> [Record set]:
━━━
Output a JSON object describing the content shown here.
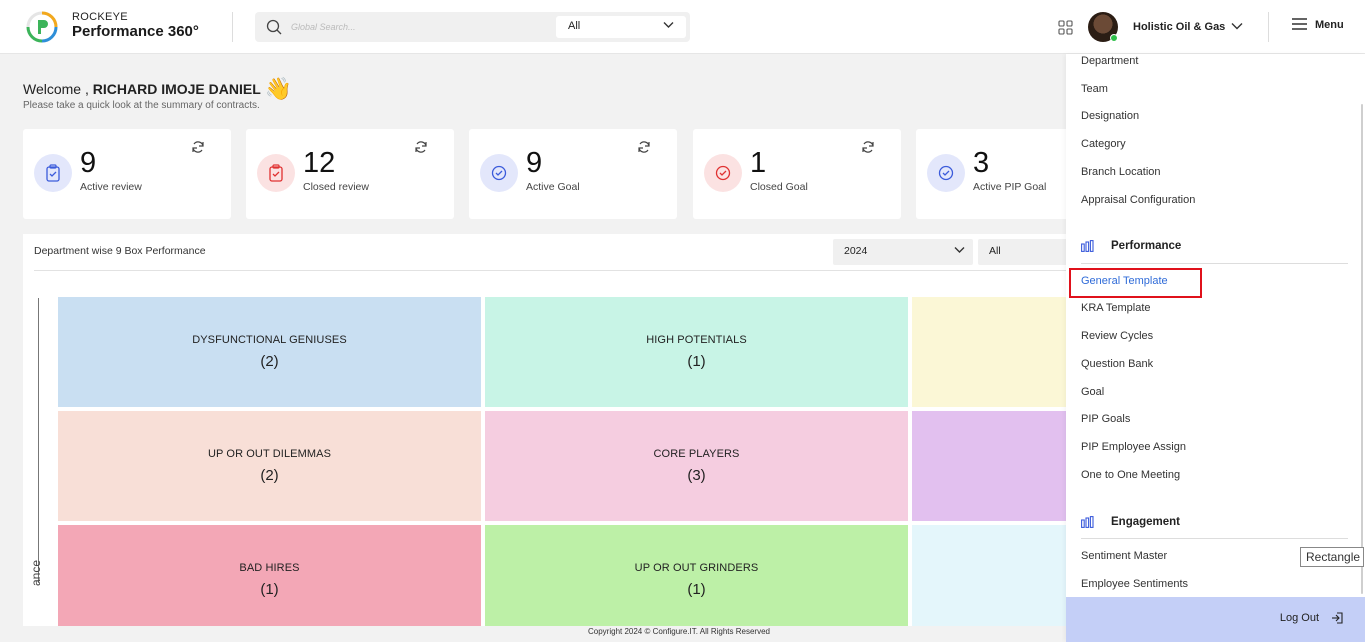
{
  "header": {
    "brand_top": "ROCKEYE",
    "brand_name": "Performance 360°",
    "search_placeholder": "Global Search...",
    "search_filter": "All",
    "company": "Holistic Oil & Gas",
    "menu_label": "Menu"
  },
  "welcome": {
    "prefix": "Welcome ,",
    "name": "RICHARD IMOJE DANIEL",
    "emoji": "👋",
    "subtitle": "Please take a quick look at the summary of contracts."
  },
  "cards": [
    {
      "value": "9",
      "label": "Active review",
      "icon": "clipboard-check-icon",
      "color": "#3b5bdb"
    },
    {
      "value": "12",
      "label": "Closed review",
      "icon": "clipboard-check-icon",
      "color": "#e03131"
    },
    {
      "value": "9",
      "label": "Active Goal",
      "icon": "check-circle-icon",
      "color": "#3b5bdb"
    },
    {
      "value": "1",
      "label": "Closed Goal",
      "icon": "check-circle-icon",
      "color": "#e03131"
    },
    {
      "value": "3",
      "label": "Active PIP Goal",
      "icon": "check-circle-icon",
      "color": "#3b5bdb"
    }
  ],
  "panel": {
    "title": "Department wise 9 Box Performance",
    "year": "2024",
    "filter": "All",
    "axis_label": "ance",
    "boxes": [
      {
        "title": "DYSFUNCTIONAL GENIUSES",
        "count": "(2)",
        "color": "#c9dff2"
      },
      {
        "title": "HIGH POTENTIALS",
        "count": "(1)",
        "color": "#c8f4e6"
      },
      {
        "title": "",
        "count": "",
        "color": "#fbf7d6"
      },
      {
        "title": "UP OR OUT DILEMMAS",
        "count": "(2)",
        "color": "#f8dfd7"
      },
      {
        "title": "CORE PLAYERS",
        "count": "(3)",
        "color": "#f5cde0"
      },
      {
        "title": "",
        "count": "",
        "color": "#e2c0ef"
      },
      {
        "title": "BAD HIRES",
        "count": "(1)",
        "color": "#f3a7b6"
      },
      {
        "title": "UP OR OUT GRINDERS",
        "count": "(1)",
        "color": "#bdf0a7"
      },
      {
        "title": "",
        "count": "",
        "color": "#e4f6fb"
      }
    ]
  },
  "footer": "Copyright 2024 © Configure.IT. All Rights Reserved",
  "menu": {
    "top_items": [
      "Department",
      "Team",
      "Designation",
      "Category",
      "Branch Location",
      "Appraisal Configuration"
    ],
    "performance_title": "Performance",
    "performance_items": [
      "General Template",
      "KRA Template",
      "Review Cycles",
      "Question Bank",
      "Goal",
      "PIP Goals",
      "PIP Employee Assign",
      "One to One Meeting"
    ],
    "engagement_title": "Engagement",
    "engagement_items": [
      "Sentiment Master",
      "Employee Sentiments"
    ],
    "logout": "Log Out",
    "active_item": "General Template"
  },
  "tooltip": "Rectangle"
}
━━━
> [Task to carry out]: Go through the listing above and write it out again exactly, dropping the pictures.

> [Result of the task]:
Output a JSON object describing the content shown here.
{
  "header": {
    "brand_top": "ROCKEYE",
    "brand_name": "Performance 360°",
    "search_placeholder": "Global Search...",
    "search_filter": "All",
    "company": "Holistic Oil & Gas",
    "menu_label": "Menu"
  },
  "welcome": {
    "prefix": "Welcome ,",
    "name": "RICHARD IMOJE DANIEL",
    "emoji": "👋",
    "subtitle": "Please take a quick look at the summary of contracts."
  },
  "cards": [
    {
      "value": "9",
      "label": "Active review",
      "icon": "clipboard-check-icon",
      "color": "#3b5bdb"
    },
    {
      "value": "12",
      "label": "Closed review",
      "icon": "clipboard-check-icon",
      "color": "#e03131"
    },
    {
      "value": "9",
      "label": "Active Goal",
      "icon": "check-circle-icon",
      "color": "#3b5bdb"
    },
    {
      "value": "1",
      "label": "Closed Goal",
      "icon": "check-circle-icon",
      "color": "#e03131"
    },
    {
      "value": "3",
      "label": "Active PIP Goal",
      "icon": "check-circle-icon",
      "color": "#3b5bdb"
    }
  ],
  "panel": {
    "title": "Department wise 9 Box Performance",
    "year": "2024",
    "filter": "All",
    "axis_label": "ance",
    "boxes": [
      {
        "title": "DYSFUNCTIONAL GENIUSES",
        "count": "(2)",
        "color": "#c9dff2"
      },
      {
        "title": "HIGH POTENTIALS",
        "count": "(1)",
        "color": "#c8f4e6"
      },
      {
        "title": "",
        "count": "",
        "color": "#fbf7d6"
      },
      {
        "title": "UP OR OUT DILEMMAS",
        "count": "(2)",
        "color": "#f8dfd7"
      },
      {
        "title": "CORE PLAYERS",
        "count": "(3)",
        "color": "#f5cde0"
      },
      {
        "title": "",
        "count": "",
        "color": "#e2c0ef"
      },
      {
        "title": "BAD HIRES",
        "count": "(1)",
        "color": "#f3a7b6"
      },
      {
        "title": "UP OR OUT GRINDERS",
        "count": "(1)",
        "color": "#bdf0a7"
      },
      {
        "title": "",
        "count": "",
        "color": "#e4f6fb"
      }
    ]
  },
  "footer": "Copyright 2024 © Configure.IT. All Rights Reserved",
  "menu": {
    "top_items": [
      "Department",
      "Team",
      "Designation",
      "Category",
      "Branch Location",
      "Appraisal Configuration"
    ],
    "performance_title": "Performance",
    "performance_items": [
      "General Template",
      "KRA Template",
      "Review Cycles",
      "Question Bank",
      "Goal",
      "PIP Goals",
      "PIP Employee Assign",
      "One to One Meeting"
    ],
    "engagement_title": "Engagement",
    "engagement_items": [
      "Sentiment Master",
      "Employee Sentiments"
    ],
    "logout": "Log Out",
    "active_item": "General Template"
  },
  "tooltip": "Rectangle"
}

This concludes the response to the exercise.